What needs to be done:
Gather all lines with the word "JSON" in them.

Raw records:
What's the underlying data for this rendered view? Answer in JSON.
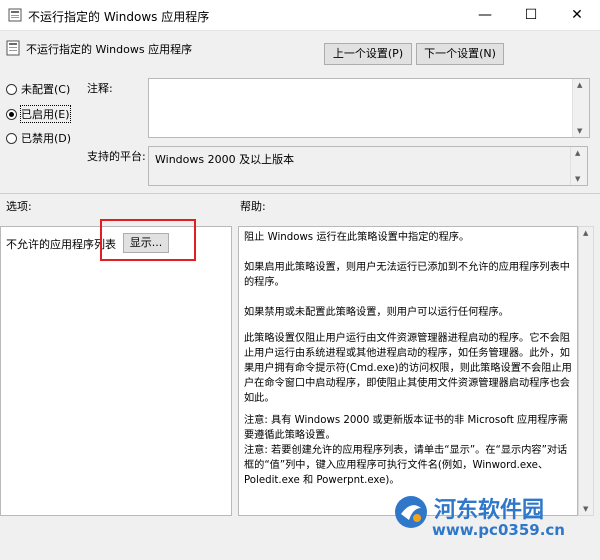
{
  "window": {
    "title": "不运行指定的 Windows 应用程序",
    "minimize_glyph": "—",
    "maximize_glyph": "☐",
    "close_glyph": "✕"
  },
  "header": {
    "policy_title": "不运行指定的 Windows 应用程序",
    "prev_button": "上一个设置(P)",
    "next_button": "下一个设置(N)"
  },
  "state": {
    "options": [
      {
        "label": "未配置(C)",
        "checked": false
      },
      {
        "label": "已启用(E)",
        "checked": true
      },
      {
        "label": "已禁用(D)",
        "checked": false
      }
    ]
  },
  "comment": {
    "label": "注释:",
    "value": ""
  },
  "platform": {
    "label": "支持的平台:",
    "value": "Windows 2000 及以上版本"
  },
  "sections": {
    "options_label": "选项:",
    "help_label": "帮助:"
  },
  "options_pane": {
    "list_label": "不允许的应用程序列表",
    "show_button": "显示..."
  },
  "help": {
    "paragraphs": [
      "阻止 Windows 运行在此策略设置中指定的程序。",
      "如果启用此策略设置，则用户无法运行已添加到不允许的应用程序列表中的程序。",
      "如果禁用或未配置此策略设置，则用户可以运行任何程序。",
      "此策略设置仅阻止用户运行由文件资源管理器进程启动的程序。它不会阻止用户运行由系统进程或其他进程启动的程序，如任务管理器。此外，如果用户拥有命令提示符(Cmd.exe)的访问权限，则此策略设置不会阻止用户在命令窗口中启动程序，即使阻止其使用文件资源管理器启动程序也会如此。",
      "注意: 具有 Windows 2000 或更新版本证书的非 Microsoft 应用程序需要遵循此策略设置。\n注意: 若要创建允许的应用程序列表，请单击“显示”。在“显示内容”对话框的“值”列中，键入应用程序可执行文件名(例如，Winword.exe、Poledit.exe 和 Powerpnt.exe)。"
    ]
  },
  "watermark": {
    "name": "河东软件园",
    "url": "www.pc0359.cn"
  },
  "colors": {
    "highlight_box": "#e02020",
    "watermark": "#2f77c9"
  }
}
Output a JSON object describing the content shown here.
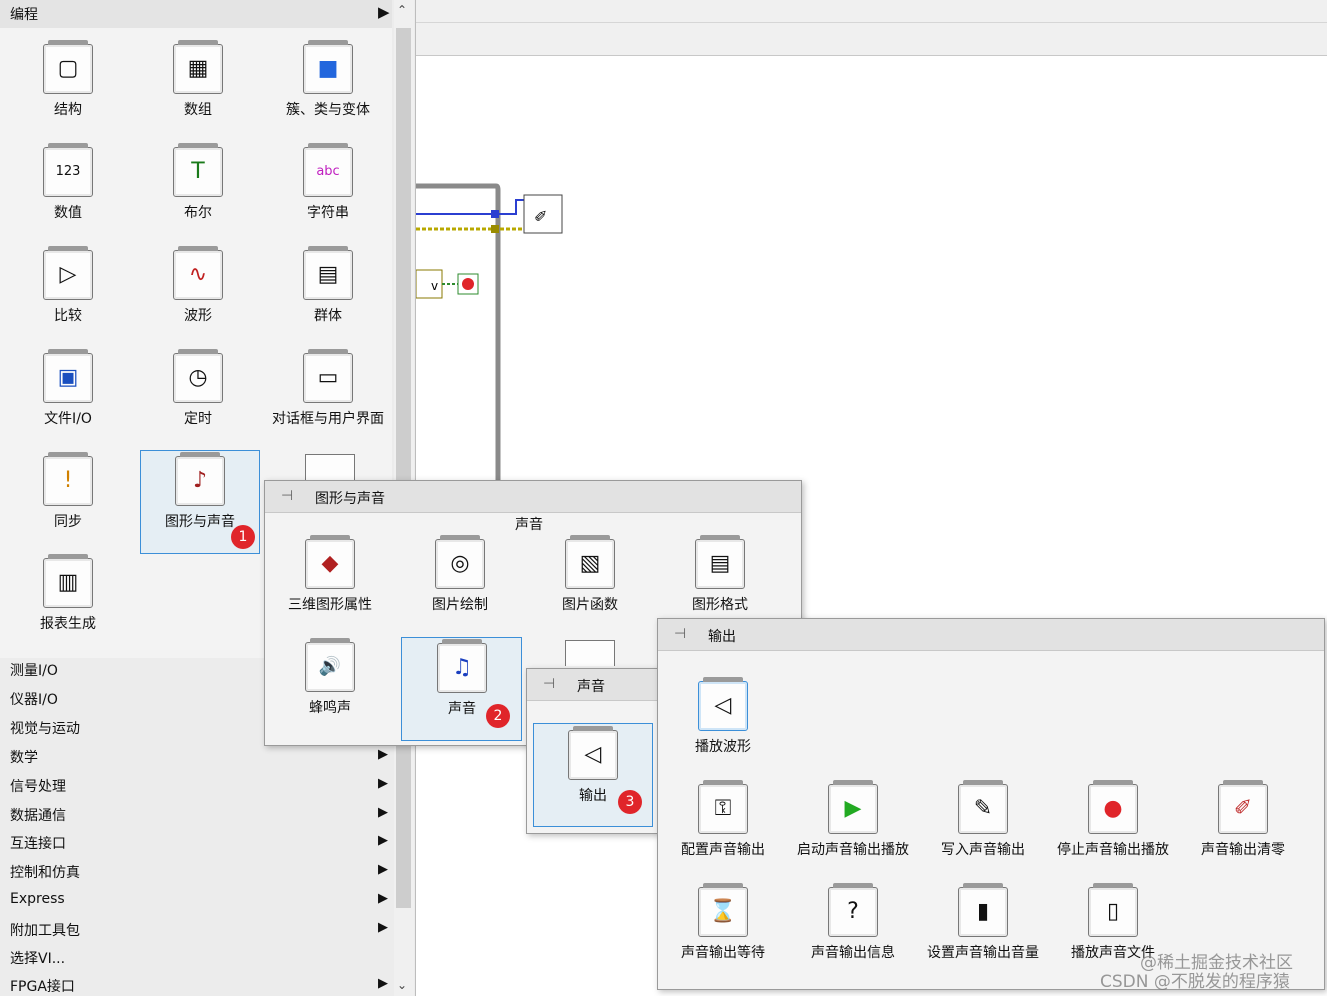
{
  "palette": {
    "title": "编程",
    "grid": [
      {
        "label": "结构",
        "icon": "▢"
      },
      {
        "label": "数组",
        "icon": "▦"
      },
      {
        "label": "簇、类与变体",
        "icon": "■"
      },
      {
        "label": "数值",
        "icon": "123"
      },
      {
        "label": "布尔",
        "icon": "T"
      },
      {
        "label": "字符串",
        "icon": "abc"
      },
      {
        "label": "比较",
        "icon": "▷"
      },
      {
        "label": "波形",
        "icon": "∿"
      },
      {
        "label": "群体",
        "icon": "▤"
      },
      {
        "label": "文件I/O",
        "icon": "▣"
      },
      {
        "label": "定时",
        "icon": "◷"
      },
      {
        "label": "对话框与用户界面",
        "icon": "▭"
      },
      {
        "label": "同步",
        "icon": "!"
      },
      {
        "label": "图形与声音",
        "icon": "♪"
      },
      {
        "label": "报表生成",
        "icon": "▥"
      }
    ],
    "categories": [
      {
        "label": "测量I/O",
        "arrow": ""
      },
      {
        "label": "仪器I/O",
        "arrow": ""
      },
      {
        "label": "视觉与运动",
        "arrow": ""
      },
      {
        "label": "数学",
        "arrow": "▶"
      },
      {
        "label": "信号处理",
        "arrow": "▶"
      },
      {
        "label": "数据通信",
        "arrow": "▶"
      },
      {
        "label": "互连接口",
        "arrow": "▶"
      },
      {
        "label": "控制和仿真",
        "arrow": "▶"
      },
      {
        "label": "Express",
        "arrow": "▶"
      },
      {
        "label": "附加工具包",
        "arrow": "▶"
      },
      {
        "label": "选择VI...",
        "arrow": ""
      },
      {
        "label": "FPGA接口",
        "arrow": "▶"
      }
    ],
    "header_arrow": "▶",
    "scroll_up": "⌃",
    "scroll_down": "⌄"
  },
  "graphics_panel": {
    "title": "图形与声音",
    "pin": "⊣",
    "section": "声音",
    "items": [
      {
        "label": "三维图形属性",
        "icon": "◆"
      },
      {
        "label": "图片绘制",
        "icon": "◎"
      },
      {
        "label": "图片函数",
        "icon": "▧"
      },
      {
        "label": "图形格式",
        "icon": "▤"
      },
      {
        "label": "蜂鸣声",
        "icon": "🔊"
      },
      {
        "label": "声音",
        "icon": "♫"
      }
    ]
  },
  "sound_panel": {
    "title": "声音",
    "pin": "⊣",
    "items": [
      {
        "label": "输出",
        "icon": "◁"
      }
    ]
  },
  "output_panel": {
    "title": "输出",
    "pin": "⊣",
    "items": [
      {
        "label": "播放波形",
        "icon": "◁"
      },
      {
        "label": "配置声音输出",
        "icon": "⚿"
      },
      {
        "label": "启动声音输出播放",
        "icon": "▶"
      },
      {
        "label": "写入声音输出",
        "icon": "✎"
      },
      {
        "label": "停止声音输出播放",
        "icon": "●"
      },
      {
        "label": "声音输出清零",
        "icon": "✐"
      },
      {
        "label": "声音输出等待",
        "icon": "⌛"
      },
      {
        "label": "声音输出信息",
        "icon": "?"
      },
      {
        "label": "设置声音输出音量",
        "icon": "▮"
      },
      {
        "label": "播放声音文件",
        "icon": "▯"
      }
    ]
  },
  "badges": [
    "1",
    "2",
    "3"
  ],
  "watermark": {
    "line1": "@稀土掘金技术社区",
    "line2": "CSDN @不脱发的程序猿"
  },
  "colors": {
    "badge": "#e0252a",
    "selection": "#3c8fd8",
    "wire_blue": "#2b3fd1",
    "wire_yellow": "#b8a800",
    "wire_gray": "#8a8a8a"
  }
}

Expected answer:
What's the underlying data for this rendered view? Answer in JSON.
Output a JSON object describing the content shown here.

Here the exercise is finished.